TASK
Locate each line below that includes "sillicate" and reproduce it.

--- Begin INPUT RECORDS ---

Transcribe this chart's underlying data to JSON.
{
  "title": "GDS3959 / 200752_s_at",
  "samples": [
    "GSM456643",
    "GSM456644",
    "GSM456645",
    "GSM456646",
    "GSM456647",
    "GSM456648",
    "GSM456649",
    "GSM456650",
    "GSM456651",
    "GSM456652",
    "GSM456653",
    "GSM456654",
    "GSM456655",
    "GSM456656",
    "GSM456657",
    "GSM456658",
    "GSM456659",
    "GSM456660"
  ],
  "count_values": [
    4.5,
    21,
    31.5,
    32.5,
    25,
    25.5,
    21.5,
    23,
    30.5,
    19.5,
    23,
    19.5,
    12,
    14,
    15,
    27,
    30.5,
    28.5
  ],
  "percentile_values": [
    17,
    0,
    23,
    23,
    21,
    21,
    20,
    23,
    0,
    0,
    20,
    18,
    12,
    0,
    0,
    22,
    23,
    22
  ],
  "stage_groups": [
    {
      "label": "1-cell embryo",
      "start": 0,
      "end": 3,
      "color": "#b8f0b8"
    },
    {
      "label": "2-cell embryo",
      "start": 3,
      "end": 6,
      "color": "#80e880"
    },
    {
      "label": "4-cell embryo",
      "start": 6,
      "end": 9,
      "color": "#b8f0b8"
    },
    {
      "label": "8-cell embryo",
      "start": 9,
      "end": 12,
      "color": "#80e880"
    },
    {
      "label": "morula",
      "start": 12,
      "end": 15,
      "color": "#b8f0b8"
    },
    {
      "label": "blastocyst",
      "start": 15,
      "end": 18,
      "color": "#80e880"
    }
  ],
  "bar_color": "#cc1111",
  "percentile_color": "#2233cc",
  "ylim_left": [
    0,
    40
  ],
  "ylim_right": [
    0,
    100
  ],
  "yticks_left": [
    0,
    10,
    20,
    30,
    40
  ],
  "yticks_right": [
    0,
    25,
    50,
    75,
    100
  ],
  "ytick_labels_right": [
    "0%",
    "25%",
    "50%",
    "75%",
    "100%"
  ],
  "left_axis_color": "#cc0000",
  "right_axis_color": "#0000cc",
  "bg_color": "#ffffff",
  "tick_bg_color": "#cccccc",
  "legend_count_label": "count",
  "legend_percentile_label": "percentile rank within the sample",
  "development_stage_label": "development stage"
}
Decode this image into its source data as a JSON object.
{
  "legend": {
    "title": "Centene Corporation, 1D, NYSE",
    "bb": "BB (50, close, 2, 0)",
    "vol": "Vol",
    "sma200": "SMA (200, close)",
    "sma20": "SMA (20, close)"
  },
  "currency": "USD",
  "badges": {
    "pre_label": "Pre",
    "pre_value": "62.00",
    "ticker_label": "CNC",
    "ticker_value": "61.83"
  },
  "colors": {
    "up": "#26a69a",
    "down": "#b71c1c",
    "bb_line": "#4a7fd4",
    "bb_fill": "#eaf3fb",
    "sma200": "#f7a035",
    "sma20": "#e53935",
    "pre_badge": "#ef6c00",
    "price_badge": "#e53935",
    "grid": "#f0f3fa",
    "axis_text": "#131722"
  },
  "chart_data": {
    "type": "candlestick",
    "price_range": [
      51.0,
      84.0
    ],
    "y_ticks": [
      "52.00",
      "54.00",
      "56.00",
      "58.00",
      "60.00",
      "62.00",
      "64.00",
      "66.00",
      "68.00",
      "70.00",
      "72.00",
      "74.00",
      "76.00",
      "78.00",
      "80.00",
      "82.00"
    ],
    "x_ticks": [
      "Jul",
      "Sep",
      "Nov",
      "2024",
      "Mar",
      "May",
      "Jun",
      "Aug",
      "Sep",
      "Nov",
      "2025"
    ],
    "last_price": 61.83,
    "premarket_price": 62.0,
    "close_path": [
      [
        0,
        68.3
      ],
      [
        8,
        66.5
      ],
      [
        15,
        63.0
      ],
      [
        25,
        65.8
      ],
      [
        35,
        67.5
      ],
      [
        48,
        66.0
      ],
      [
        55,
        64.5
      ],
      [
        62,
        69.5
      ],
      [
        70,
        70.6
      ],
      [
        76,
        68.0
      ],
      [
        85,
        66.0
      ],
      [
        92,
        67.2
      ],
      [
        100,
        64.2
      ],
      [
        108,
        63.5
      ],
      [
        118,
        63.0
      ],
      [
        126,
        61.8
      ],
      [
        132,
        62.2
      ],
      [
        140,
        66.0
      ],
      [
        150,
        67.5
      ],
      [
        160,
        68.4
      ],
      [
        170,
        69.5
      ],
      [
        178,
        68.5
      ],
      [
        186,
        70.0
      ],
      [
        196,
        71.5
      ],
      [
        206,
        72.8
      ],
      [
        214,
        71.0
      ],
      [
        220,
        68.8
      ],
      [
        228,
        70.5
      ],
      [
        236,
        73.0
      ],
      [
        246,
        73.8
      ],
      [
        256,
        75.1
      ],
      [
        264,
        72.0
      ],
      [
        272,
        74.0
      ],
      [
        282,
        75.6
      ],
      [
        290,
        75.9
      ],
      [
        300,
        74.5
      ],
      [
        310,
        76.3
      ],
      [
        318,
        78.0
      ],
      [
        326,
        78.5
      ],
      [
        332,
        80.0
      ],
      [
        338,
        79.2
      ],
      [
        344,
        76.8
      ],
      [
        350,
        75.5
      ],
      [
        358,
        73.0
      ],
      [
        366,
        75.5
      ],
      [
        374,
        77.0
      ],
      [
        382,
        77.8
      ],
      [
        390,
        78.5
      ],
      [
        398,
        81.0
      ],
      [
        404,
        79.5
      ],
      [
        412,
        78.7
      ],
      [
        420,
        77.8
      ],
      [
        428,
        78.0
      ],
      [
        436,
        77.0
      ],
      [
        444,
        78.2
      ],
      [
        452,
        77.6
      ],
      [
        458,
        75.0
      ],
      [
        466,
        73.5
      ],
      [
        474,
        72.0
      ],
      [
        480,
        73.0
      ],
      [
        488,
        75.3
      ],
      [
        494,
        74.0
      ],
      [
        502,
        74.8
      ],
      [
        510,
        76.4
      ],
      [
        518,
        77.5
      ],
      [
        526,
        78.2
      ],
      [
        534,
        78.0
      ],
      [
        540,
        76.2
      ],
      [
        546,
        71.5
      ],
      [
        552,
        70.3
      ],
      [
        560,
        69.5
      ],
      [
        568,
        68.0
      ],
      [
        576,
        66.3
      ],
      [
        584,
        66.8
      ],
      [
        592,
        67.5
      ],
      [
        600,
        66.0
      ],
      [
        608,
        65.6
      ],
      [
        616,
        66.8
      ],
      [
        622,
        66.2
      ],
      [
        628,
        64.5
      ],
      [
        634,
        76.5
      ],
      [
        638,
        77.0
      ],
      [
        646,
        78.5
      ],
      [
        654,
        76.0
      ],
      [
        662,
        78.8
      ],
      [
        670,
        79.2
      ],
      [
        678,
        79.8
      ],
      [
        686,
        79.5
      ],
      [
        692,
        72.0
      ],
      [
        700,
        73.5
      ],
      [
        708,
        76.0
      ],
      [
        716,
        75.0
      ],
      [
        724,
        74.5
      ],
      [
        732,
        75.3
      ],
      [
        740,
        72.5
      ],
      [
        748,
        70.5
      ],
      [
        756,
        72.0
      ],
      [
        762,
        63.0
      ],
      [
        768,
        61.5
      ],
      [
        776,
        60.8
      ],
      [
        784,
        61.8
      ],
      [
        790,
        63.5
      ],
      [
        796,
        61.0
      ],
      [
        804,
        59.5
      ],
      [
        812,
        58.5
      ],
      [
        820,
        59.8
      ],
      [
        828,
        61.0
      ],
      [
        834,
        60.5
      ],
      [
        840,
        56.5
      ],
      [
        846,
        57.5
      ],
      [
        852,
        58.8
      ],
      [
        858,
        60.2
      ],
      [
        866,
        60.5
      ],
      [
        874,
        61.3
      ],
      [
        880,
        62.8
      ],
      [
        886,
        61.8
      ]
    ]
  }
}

--- End INPUT RECORDS ---
--- Begin INPUT RECORDS ---

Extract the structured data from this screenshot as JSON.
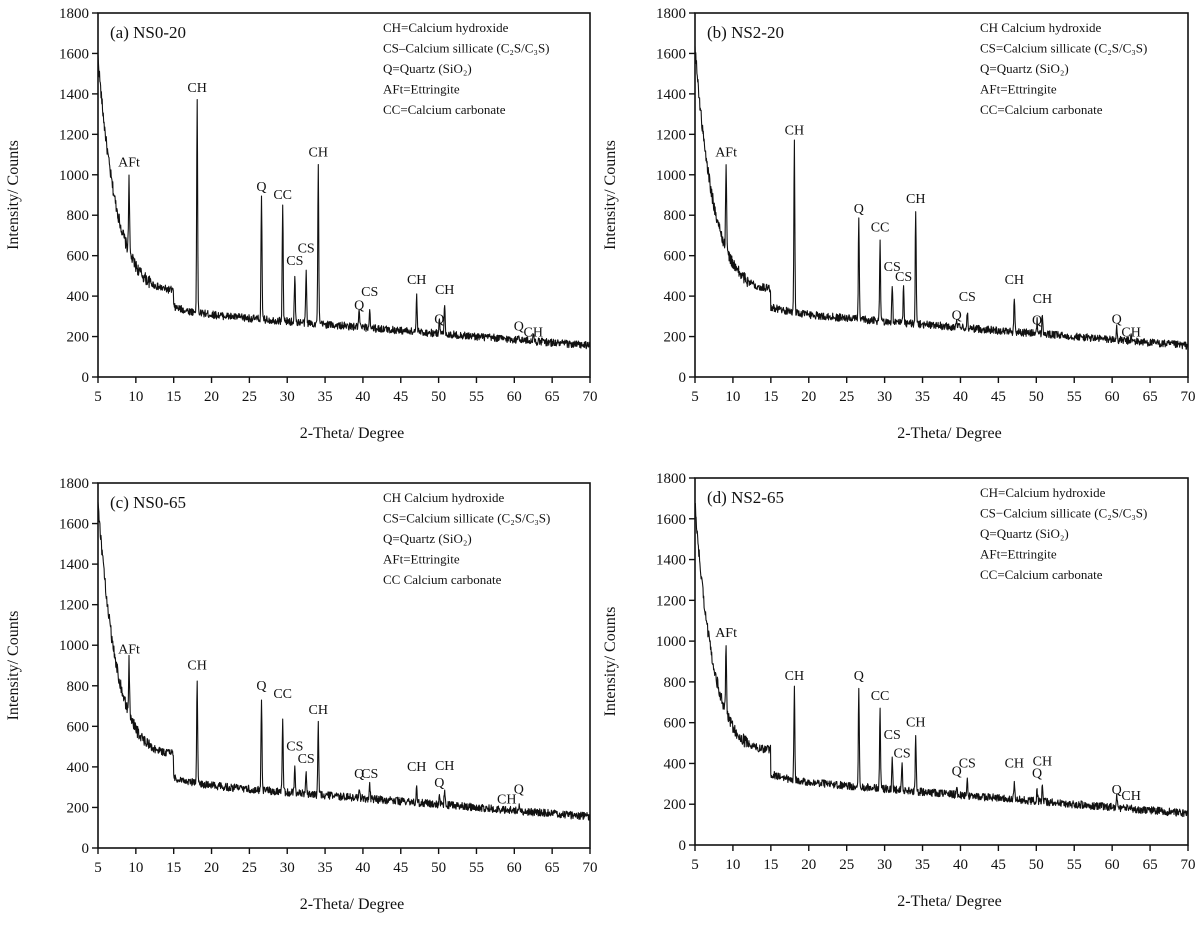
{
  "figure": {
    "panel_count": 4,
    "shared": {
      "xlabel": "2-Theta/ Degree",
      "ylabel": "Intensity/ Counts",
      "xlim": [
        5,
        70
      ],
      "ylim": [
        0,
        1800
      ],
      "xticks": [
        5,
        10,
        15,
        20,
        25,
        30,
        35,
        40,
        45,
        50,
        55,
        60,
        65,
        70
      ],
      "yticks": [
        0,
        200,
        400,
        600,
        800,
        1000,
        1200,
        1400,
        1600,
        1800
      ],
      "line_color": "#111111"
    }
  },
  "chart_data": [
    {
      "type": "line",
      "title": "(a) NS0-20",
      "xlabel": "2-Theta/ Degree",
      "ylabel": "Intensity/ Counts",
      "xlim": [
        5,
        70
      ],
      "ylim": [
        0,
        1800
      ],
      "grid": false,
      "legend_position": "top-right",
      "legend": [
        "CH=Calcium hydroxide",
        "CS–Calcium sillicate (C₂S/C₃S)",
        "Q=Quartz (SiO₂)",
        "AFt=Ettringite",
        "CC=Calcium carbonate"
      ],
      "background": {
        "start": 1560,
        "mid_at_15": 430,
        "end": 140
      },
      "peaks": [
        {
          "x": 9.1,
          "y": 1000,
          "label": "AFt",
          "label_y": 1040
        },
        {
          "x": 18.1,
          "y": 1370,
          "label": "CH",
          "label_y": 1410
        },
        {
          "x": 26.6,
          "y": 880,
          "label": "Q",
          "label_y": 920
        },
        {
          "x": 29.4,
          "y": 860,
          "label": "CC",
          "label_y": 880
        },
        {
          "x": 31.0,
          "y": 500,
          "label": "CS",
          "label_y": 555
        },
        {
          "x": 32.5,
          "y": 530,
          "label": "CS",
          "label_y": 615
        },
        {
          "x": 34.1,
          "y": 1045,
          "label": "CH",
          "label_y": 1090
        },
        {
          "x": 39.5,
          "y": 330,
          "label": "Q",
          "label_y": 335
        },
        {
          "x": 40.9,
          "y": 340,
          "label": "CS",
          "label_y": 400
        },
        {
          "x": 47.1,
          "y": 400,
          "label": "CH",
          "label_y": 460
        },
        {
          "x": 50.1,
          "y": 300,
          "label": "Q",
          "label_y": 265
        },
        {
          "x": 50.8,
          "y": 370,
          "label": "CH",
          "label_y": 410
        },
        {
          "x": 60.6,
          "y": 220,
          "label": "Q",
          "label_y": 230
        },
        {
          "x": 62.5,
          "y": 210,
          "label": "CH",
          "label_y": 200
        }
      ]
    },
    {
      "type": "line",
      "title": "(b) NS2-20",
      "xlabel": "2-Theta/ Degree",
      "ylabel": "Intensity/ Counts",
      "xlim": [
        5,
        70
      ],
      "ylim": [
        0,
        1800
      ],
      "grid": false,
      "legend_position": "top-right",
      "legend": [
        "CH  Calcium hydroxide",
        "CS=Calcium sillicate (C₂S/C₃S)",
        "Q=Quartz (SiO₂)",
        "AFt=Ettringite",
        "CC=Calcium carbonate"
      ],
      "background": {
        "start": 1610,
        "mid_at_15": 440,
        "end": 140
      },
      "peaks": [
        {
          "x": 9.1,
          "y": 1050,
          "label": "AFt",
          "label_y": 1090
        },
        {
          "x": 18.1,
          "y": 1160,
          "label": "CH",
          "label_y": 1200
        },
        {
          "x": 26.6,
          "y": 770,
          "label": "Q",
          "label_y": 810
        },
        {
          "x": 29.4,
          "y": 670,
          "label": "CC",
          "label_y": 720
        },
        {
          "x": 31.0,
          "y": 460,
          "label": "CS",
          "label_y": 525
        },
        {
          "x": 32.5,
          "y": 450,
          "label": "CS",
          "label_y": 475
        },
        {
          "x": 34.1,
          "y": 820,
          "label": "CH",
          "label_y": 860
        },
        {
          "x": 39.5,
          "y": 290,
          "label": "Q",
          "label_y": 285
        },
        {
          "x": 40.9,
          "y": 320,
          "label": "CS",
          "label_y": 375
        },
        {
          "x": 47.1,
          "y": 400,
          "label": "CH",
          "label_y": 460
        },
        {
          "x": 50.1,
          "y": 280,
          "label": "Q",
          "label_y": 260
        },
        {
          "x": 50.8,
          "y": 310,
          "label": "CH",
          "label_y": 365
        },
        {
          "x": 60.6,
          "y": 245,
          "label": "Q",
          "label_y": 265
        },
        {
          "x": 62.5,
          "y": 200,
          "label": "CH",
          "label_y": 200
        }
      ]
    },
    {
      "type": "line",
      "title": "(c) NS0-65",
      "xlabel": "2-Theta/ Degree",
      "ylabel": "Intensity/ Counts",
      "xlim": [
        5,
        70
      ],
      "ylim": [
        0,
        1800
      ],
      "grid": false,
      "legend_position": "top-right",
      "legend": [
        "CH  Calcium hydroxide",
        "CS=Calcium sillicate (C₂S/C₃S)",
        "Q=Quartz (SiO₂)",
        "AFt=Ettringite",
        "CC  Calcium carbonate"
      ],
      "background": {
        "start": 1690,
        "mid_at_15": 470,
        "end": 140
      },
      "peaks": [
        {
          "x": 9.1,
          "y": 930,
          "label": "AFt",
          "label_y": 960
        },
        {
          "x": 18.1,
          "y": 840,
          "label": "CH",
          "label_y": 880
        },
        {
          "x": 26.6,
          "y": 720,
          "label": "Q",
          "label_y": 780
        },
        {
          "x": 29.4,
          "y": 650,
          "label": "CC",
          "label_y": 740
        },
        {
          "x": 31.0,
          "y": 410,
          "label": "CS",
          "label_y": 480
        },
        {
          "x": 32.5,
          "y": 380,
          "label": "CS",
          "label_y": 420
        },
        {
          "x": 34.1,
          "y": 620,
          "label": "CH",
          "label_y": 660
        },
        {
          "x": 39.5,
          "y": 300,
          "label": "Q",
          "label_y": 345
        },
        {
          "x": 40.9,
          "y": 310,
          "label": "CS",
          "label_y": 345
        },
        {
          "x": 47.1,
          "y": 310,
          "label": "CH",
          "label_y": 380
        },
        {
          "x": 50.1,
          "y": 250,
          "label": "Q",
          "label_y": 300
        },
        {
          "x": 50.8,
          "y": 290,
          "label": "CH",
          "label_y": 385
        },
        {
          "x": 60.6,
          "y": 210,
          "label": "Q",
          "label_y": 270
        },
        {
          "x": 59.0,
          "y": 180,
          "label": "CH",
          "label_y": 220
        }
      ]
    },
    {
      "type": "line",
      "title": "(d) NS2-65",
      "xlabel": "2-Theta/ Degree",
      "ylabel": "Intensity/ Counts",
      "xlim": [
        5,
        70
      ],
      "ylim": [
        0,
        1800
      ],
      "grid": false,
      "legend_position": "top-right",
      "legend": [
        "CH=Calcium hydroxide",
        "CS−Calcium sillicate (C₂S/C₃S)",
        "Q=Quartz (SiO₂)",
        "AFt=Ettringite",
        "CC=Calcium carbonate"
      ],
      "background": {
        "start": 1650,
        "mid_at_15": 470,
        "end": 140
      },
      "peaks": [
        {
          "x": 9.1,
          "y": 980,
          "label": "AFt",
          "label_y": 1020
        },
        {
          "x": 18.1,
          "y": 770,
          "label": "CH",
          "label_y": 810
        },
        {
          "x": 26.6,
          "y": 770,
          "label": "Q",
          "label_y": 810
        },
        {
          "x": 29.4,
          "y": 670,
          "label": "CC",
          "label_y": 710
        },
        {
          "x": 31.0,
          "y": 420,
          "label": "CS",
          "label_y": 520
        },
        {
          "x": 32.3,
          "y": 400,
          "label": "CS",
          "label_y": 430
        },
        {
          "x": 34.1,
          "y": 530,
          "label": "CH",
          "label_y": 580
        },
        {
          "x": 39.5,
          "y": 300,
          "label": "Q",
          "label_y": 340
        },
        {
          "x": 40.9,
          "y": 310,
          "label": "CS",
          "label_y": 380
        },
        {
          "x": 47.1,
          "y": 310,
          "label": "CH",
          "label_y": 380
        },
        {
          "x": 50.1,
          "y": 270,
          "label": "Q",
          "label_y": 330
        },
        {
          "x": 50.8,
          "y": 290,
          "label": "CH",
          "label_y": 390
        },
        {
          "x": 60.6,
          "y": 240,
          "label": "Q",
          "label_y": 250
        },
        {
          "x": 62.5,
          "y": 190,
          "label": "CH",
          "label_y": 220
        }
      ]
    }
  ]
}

--- End INPUT RECORDS ---

EXERCISE SOLUTION
        "CS–Calcium sillicate (C₂S/C₃S)",
        "CS=Calcium sillicate (C₂S/C₃S)",
        "CS=Calcium sillicate (C₂S/C₃S)",
        "CS−Calcium sillicate (C₂S/C₃S)",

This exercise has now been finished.